[begin RECORD EXTRACTS]

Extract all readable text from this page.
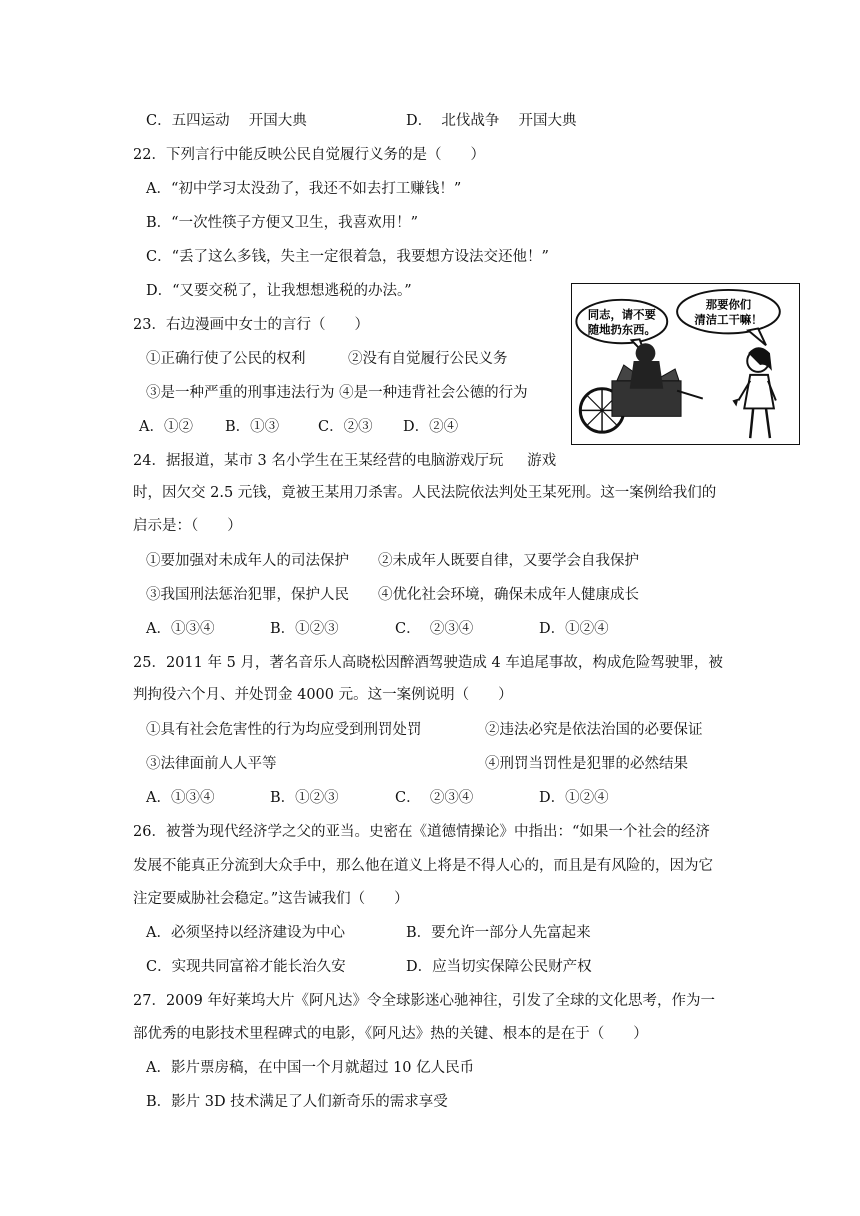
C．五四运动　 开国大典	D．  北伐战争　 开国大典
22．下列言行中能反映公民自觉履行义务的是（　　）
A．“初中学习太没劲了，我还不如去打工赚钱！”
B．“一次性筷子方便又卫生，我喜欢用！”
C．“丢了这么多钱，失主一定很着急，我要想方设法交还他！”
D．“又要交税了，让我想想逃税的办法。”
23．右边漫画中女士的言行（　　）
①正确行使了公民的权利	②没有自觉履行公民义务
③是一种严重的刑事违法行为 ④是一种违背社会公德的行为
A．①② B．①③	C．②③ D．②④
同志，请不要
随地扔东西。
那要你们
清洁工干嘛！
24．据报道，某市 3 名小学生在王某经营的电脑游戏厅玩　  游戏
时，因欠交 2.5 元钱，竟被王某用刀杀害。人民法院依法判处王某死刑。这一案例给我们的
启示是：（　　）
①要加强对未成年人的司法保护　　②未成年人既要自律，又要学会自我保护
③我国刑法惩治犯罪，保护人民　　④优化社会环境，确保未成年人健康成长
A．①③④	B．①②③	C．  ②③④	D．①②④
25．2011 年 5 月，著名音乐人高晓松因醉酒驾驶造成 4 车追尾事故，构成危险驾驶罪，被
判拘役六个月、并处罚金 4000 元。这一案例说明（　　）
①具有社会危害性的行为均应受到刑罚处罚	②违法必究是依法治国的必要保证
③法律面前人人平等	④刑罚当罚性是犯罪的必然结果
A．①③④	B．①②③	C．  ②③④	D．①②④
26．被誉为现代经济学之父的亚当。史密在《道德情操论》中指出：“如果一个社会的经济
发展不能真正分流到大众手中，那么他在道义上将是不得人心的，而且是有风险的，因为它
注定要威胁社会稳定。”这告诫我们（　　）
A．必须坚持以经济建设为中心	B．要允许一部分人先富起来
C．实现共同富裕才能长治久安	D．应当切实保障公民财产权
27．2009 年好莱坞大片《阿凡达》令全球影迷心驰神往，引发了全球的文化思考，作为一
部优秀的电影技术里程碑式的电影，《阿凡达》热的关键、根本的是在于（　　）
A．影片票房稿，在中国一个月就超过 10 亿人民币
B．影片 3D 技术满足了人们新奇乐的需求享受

[end RECORD EXTRACTS]

### OBJECTIVE
The records above need to be given again exactly. Omit the pictures.

### SOLUTION
Extract all readable text from this page.
C．五四运动　 开国大典	D．  北伐战争　 开国大典
22．下列言行中能反映公民自觉履行义务的是（　　）
A．“初中学习太没劲了，我还不如去打工赚钱！”
B．“一次性筷子方便又卫生，我喜欢用！”
C．“丢了这么多钱，失主一定很着急，我要想方设法交还他！”
D．“又要交税了，让我想想逃税的办法。”
23．右边漫画中女士的言行（　　）
①正确行使了公民的权利	②没有自觉履行公民义务
③是一种严重的刑事违法行为 ④是一种违背社会公德的行为
A．①② B．①③	C．②③ D．②④
同志，请不要
随地扔东西。
那要你们
清洁工干嘛！
24．据报道，某市 3 名小学生在王某经营的电脑游戏厅玩　  游戏
时，因欠交 2.5 元钱，竟被王某用刀杀害。人民法院依法判处王某死刑。这一案例给我们的
启示是：（　　）
①要加强对未成年人的司法保护　　②未成年人既要自律，又要学会自我保护
③我国刑法惩治犯罪，保护人民　　④优化社会环境，确保未成年人健康成长
A．①③④	B．①②③	C．  ②③④	D．①②④
25．2011 年 5 月，著名音乐人高晓松因醉酒驾驶造成 4 车追尾事故，构成危险驾驶罪，被
判拘役六个月、并处罚金 4000 元。这一案例说明（　　）
①具有社会危害性的行为均应受到刑罚处罚	②违法必究是依法治国的必要保证
③法律面前人人平等	④刑罚当罚性是犯罪的必然结果
A．①③④	B．①②③	C．  ②③④	D．①②④
26．被誉为现代经济学之父的亚当。史密在《道德情操论》中指出：“如果一个社会的经济
发展不能真正分流到大众手中，那么他在道义上将是不得人心的，而且是有风险的，因为它
注定要威胁社会稳定。”这告诫我们（　　）
A．必须坚持以经济建设为中心	B．要允许一部分人先富起来
C．实现共同富裕才能长治久安	D．应当切实保障公民财产权
27．2009 年好莱坞大片《阿凡达》令全球影迷心驰神往，引发了全球的文化思考，作为一
部优秀的电影技术里程碑式的电影，《阿凡达》热的关键、根本的是在于（　　）
A．影片票房稿，在中国一个月就超过 10 亿人民币
B．影片 3D 技术满足了人们新奇乐的需求享受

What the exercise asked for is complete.